Exclude any images and output the remaining records exactly.

PROVIDED ENTRIES:
- - - -

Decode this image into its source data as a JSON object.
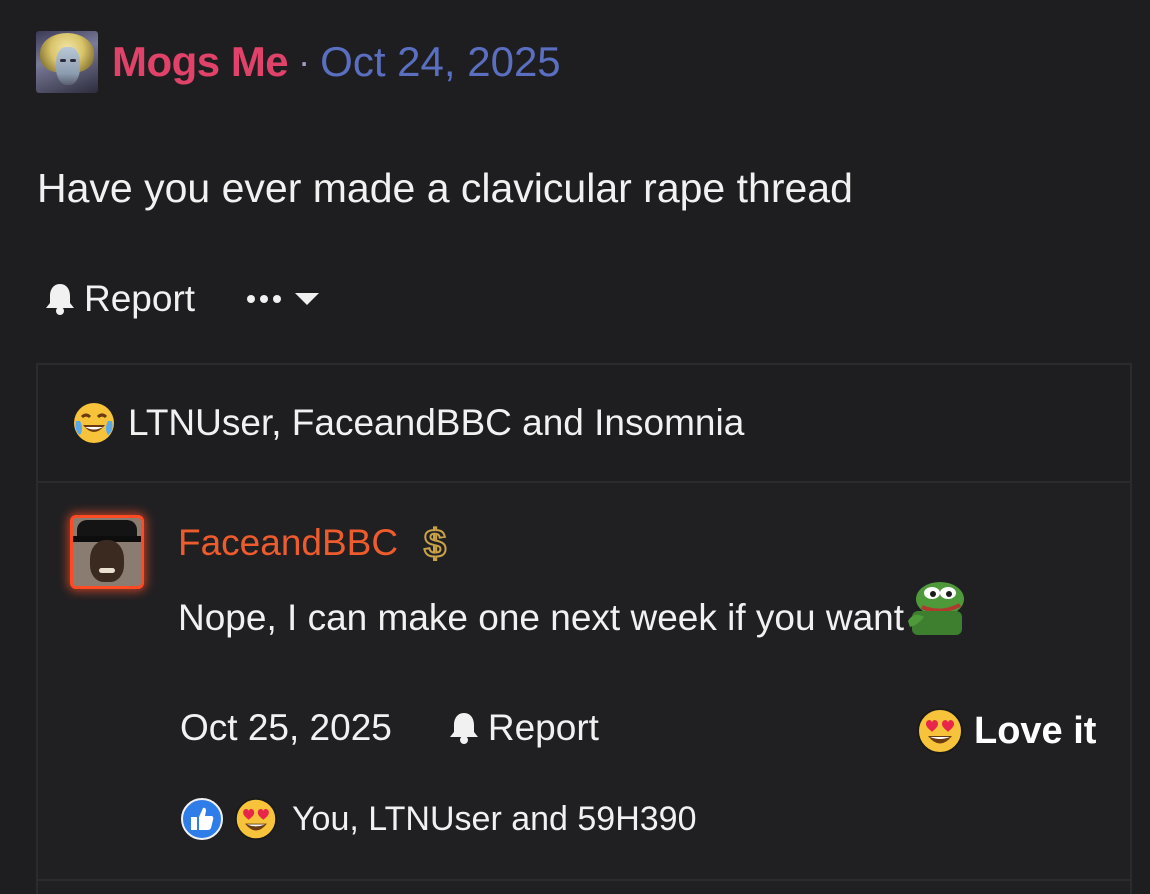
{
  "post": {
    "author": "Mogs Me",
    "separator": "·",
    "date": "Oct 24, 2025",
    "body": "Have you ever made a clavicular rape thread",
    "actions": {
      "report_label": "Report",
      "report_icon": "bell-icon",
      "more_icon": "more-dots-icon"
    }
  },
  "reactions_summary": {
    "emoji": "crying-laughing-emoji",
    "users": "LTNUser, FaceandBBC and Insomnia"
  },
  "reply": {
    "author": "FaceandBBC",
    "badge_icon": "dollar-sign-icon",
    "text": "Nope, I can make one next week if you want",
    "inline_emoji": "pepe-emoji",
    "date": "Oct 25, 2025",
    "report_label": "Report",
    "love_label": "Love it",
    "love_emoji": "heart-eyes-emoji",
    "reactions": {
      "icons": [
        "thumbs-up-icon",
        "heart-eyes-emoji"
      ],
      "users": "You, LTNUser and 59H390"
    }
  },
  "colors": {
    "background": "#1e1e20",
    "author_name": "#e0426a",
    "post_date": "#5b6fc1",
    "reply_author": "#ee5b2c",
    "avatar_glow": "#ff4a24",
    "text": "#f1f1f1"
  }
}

- - - -

THE RESPONSE:
Decode this image into its source data as a JSON object.
{
  "post": {
    "author": "Mogs Me",
    "separator": "·",
    "date": "Oct 24, 2025",
    "body": "Have you ever made a clavicular rape thread",
    "actions": {
      "report_label": "Report",
      "report_icon": "bell-icon",
      "more_icon": "more-dots-icon"
    }
  },
  "reactions_summary": {
    "emoji": "crying-laughing-emoji",
    "users": "LTNUser, FaceandBBC and Insomnia"
  },
  "reply": {
    "author": "FaceandBBC",
    "badge_icon": "dollar-sign-icon",
    "text": "Nope, I can make one next week if you want",
    "inline_emoji": "pepe-emoji",
    "date": "Oct 25, 2025",
    "report_label": "Report",
    "love_label": "Love it",
    "love_emoji": "heart-eyes-emoji",
    "reactions": {
      "icons": [
        "thumbs-up-icon",
        "heart-eyes-emoji"
      ],
      "users": "You, LTNUser and 59H390"
    }
  },
  "colors": {
    "background": "#1e1e20",
    "author_name": "#e0426a",
    "post_date": "#5b6fc1",
    "reply_author": "#ee5b2c",
    "avatar_glow": "#ff4a24",
    "text": "#f1f1f1"
  }
}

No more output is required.